_Problem to solve:_ Give every entry again, word for word.

_Listing:_
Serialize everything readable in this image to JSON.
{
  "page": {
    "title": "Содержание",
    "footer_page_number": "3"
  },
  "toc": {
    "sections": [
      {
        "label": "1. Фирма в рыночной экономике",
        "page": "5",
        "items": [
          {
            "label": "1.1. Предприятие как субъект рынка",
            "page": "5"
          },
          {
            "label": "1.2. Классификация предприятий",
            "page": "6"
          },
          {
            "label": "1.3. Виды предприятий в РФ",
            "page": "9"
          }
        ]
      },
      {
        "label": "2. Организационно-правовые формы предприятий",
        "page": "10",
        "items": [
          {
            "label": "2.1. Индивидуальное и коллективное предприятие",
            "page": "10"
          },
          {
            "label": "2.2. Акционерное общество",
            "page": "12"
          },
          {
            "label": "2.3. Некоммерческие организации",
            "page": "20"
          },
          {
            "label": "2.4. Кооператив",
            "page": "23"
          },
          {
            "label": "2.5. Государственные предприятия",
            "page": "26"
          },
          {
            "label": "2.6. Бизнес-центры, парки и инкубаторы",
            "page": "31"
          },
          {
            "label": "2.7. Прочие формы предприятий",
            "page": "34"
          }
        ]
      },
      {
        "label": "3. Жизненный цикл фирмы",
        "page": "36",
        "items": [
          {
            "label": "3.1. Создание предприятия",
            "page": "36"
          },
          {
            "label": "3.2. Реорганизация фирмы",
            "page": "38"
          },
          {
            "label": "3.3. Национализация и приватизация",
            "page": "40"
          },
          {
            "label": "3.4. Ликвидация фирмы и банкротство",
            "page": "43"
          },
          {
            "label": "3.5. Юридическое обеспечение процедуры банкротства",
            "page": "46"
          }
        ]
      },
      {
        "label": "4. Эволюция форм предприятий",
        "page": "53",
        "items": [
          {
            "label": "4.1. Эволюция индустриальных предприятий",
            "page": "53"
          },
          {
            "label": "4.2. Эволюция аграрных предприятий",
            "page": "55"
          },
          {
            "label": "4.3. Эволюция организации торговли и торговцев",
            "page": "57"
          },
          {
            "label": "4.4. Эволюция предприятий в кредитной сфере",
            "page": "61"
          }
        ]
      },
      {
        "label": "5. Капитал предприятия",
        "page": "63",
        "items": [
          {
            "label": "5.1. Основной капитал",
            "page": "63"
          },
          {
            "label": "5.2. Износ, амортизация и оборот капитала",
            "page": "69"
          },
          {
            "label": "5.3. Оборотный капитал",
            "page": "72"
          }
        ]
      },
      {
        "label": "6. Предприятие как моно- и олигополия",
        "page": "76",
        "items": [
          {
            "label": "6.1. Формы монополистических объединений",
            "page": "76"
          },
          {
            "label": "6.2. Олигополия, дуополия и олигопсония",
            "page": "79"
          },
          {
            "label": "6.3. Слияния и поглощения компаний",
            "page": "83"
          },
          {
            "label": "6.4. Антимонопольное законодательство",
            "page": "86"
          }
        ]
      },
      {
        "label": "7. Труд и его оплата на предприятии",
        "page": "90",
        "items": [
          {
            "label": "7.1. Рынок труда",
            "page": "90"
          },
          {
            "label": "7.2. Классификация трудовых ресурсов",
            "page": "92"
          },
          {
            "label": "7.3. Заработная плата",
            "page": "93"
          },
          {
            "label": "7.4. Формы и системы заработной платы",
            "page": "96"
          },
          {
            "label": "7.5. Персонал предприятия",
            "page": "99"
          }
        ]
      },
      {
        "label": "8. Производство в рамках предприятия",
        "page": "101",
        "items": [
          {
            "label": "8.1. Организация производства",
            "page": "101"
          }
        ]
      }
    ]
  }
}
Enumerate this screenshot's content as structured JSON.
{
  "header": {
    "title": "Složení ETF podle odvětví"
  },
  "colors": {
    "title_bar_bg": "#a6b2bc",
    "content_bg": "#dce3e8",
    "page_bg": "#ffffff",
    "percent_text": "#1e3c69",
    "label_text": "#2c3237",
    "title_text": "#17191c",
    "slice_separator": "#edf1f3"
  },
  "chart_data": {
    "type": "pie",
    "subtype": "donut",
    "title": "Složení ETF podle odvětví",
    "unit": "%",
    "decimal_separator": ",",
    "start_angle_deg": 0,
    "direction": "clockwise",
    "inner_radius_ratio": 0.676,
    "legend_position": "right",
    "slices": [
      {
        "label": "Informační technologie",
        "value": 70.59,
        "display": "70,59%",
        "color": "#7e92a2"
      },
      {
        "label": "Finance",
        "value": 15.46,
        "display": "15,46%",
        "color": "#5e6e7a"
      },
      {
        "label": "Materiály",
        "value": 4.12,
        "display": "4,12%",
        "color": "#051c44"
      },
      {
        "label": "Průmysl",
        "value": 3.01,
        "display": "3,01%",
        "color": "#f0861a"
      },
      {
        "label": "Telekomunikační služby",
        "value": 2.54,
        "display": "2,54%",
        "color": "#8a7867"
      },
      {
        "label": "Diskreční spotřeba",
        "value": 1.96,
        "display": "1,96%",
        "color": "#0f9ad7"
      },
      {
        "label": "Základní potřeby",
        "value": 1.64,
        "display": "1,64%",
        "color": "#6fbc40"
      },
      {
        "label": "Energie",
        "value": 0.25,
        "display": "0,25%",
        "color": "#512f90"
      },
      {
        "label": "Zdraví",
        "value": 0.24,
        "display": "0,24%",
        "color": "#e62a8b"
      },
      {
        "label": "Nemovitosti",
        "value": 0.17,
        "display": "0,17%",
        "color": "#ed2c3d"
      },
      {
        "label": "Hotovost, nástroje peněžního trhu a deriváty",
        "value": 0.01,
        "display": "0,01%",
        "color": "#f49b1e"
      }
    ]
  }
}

_Response to this task:_
Serialize everything readable in this image to JSON.
{
  "page": {
    "title": "Содержание",
    "footer_page_number": "3"
  },
  "toc": {
    "sections": [
      {
        "label": "1. Фирма в рыночной экономике",
        "page": "5",
        "items": [
          {
            "label": "1.1. Предприятие как субъект рынка",
            "page": "5"
          },
          {
            "label": "1.2. Классификация предприятий",
            "page": "6"
          },
          {
            "label": "1.3. Виды предприятий в РФ",
            "page": "9"
          }
        ]
      },
      {
        "label": "2. Организационно-правовые формы предприятий",
        "page": "10",
        "items": [
          {
            "label": "2.1. Индивидуальное и коллективное предприятие",
            "page": "10"
          },
          {
            "label": "2.2. Акционерное общество",
            "page": "12"
          },
          {
            "label": "2.3. Некоммерческие организации",
            "page": "20"
          },
          {
            "label": "2.4. Кооператив",
            "page": "23"
          },
          {
            "label": "2.5. Государственные предприятия",
            "page": "26"
          },
          {
            "label": "2.6. Бизнес-центры, парки и инкубаторы",
            "page": "31"
          },
          {
            "label": "2.7. Прочие формы предприятий",
            "page": "34"
          }
        ]
      },
      {
        "label": "3. Жизненный цикл фирмы",
        "page": "36",
        "items": [
          {
            "label": "3.1. Создание предприятия",
            "page": "36"
          },
          {
            "label": "3.2. Реорганизация фирмы",
            "page": "38"
          },
          {
            "label": "3.3. Национализация и приватизация",
            "page": "40"
          },
          {
            "label": "3.4. Ликвидация фирмы и банкротство",
            "page": "43"
          },
          {
            "label": "3.5. Юридическое обеспечение процедуры банкротства",
            "page": "46"
          }
        ]
      },
      {
        "label": "4. Эволюция форм предприятий",
        "page": "53",
        "items": [
          {
            "label": "4.1. Эволюция индустриальных предприятий",
            "page": "53"
          },
          {
            "label": "4.2. Эволюция аграрных предприятий",
            "page": "55"
          },
          {
            "label": "4.3. Эволюция организации торговли и торговцев",
            "page": "57"
          },
          {
            "label": "4.4. Эволюция предприятий в кредитной сфере",
            "page": "61"
          }
        ]
      },
      {
        "label": "5. Капитал предприятия",
        "page": "63",
        "items": [
          {
            "label": "5.1. Основной капитал",
            "page": "63"
          },
          {
            "label": "5.2. Износ, амортизация и оборот капитала",
            "page": "69"
          },
          {
            "label": "5.3. Оборотный капитал",
            "page": "72"
          }
        ]
      },
      {
        "label": "6. Предприятие как моно- и олигополия",
        "page": "76",
        "items": [
          {
            "label": "6.1. Формы монополистических объединений",
            "page": "76"
          },
          {
            "label": "6.2. Олигополия, дуополия и олигопсония",
            "page": "79"
          },
          {
            "label": "6.3. Слияния и поглощения компаний",
            "page": "83"
          },
          {
            "label": "6.4. Антимонопольное законодательство",
            "page": "86"
          }
        ]
      },
      {
        "label": "7. Труд и его оплата на предприятии",
        "page": "90",
        "items": [
          {
            "label": "7.1. Рынок труда",
            "page": "90"
          },
          {
            "label": "7.2. Классификация трудовых ресурсов",
            "page": "92"
          },
          {
            "label": "7.3. Заработная плата",
            "page": "93"
          },
          {
            "label": "7.4. Формы и системы заработной платы",
            "page": "96"
          },
          {
            "label": "7.5. Персонал предприятия",
            "page": "99"
          }
        ]
      },
      {
        "label": "8. Производство в рамках предприятия",
        "page": "101",
        "items": [
          {
            "label": "8.1. Организация производства",
            "page": "101"
          }
        ]
      }
    ]
  }
}
Enumerate this screenshot's content as structured JSON.
{
  "header": {
    "title": "Složení ETF podle odvětví"
  },
  "colors": {
    "title_bar_bg": "#a6b2bc",
    "content_bg": "#dce3e8",
    "page_bg": "#ffffff",
    "percent_text": "#1e3c69",
    "label_text": "#2c3237",
    "title_text": "#17191c",
    "slice_separator": "#edf1f3"
  },
  "chart_data": {
    "type": "pie",
    "subtype": "donut",
    "title": "Složení ETF podle odvětví",
    "unit": "%",
    "decimal_separator": ",",
    "start_angle_deg": 0,
    "direction": "clockwise",
    "inner_radius_ratio": 0.676,
    "legend_position": "right",
    "slices": [
      {
        "label": "Informační technologie",
        "value": 70.59,
        "display": "70,59%",
        "color": "#7e92a2"
      },
      {
        "label": "Finance",
        "value": 15.46,
        "display": "15,46%",
        "color": "#5e6e7a"
      },
      {
        "label": "Materiály",
        "value": 4.12,
        "display": "4,12%",
        "color": "#051c44"
      },
      {
        "label": "Průmysl",
        "value": 3.01,
        "display": "3,01%",
        "color": "#f0861a"
      },
      {
        "label": "Telekomunikační služby",
        "value": 2.54,
        "display": "2,54%",
        "color": "#8a7867"
      },
      {
        "label": "Diskreční spotřeba",
        "value": 1.96,
        "display": "1,96%",
        "color": "#0f9ad7"
      },
      {
        "label": "Základní potřeby",
        "value": 1.64,
        "display": "1,64%",
        "color": "#6fbc40"
      },
      {
        "label": "Energie",
        "value": 0.25,
        "display": "0,25%",
        "color": "#512f90"
      },
      {
        "label": "Zdraví",
        "value": 0.24,
        "display": "0,24%",
        "color": "#e62a8b"
      },
      {
        "label": "Nemovitosti",
        "value": 0.17,
        "display": "0,17%",
        "color": "#ed2c3d"
      },
      {
        "label": "Hotovost, nástroje peněžního trhu a deriváty",
        "value": 0.01,
        "display": "0,01%",
        "color": "#f49b1e"
      }
    ]
  }
}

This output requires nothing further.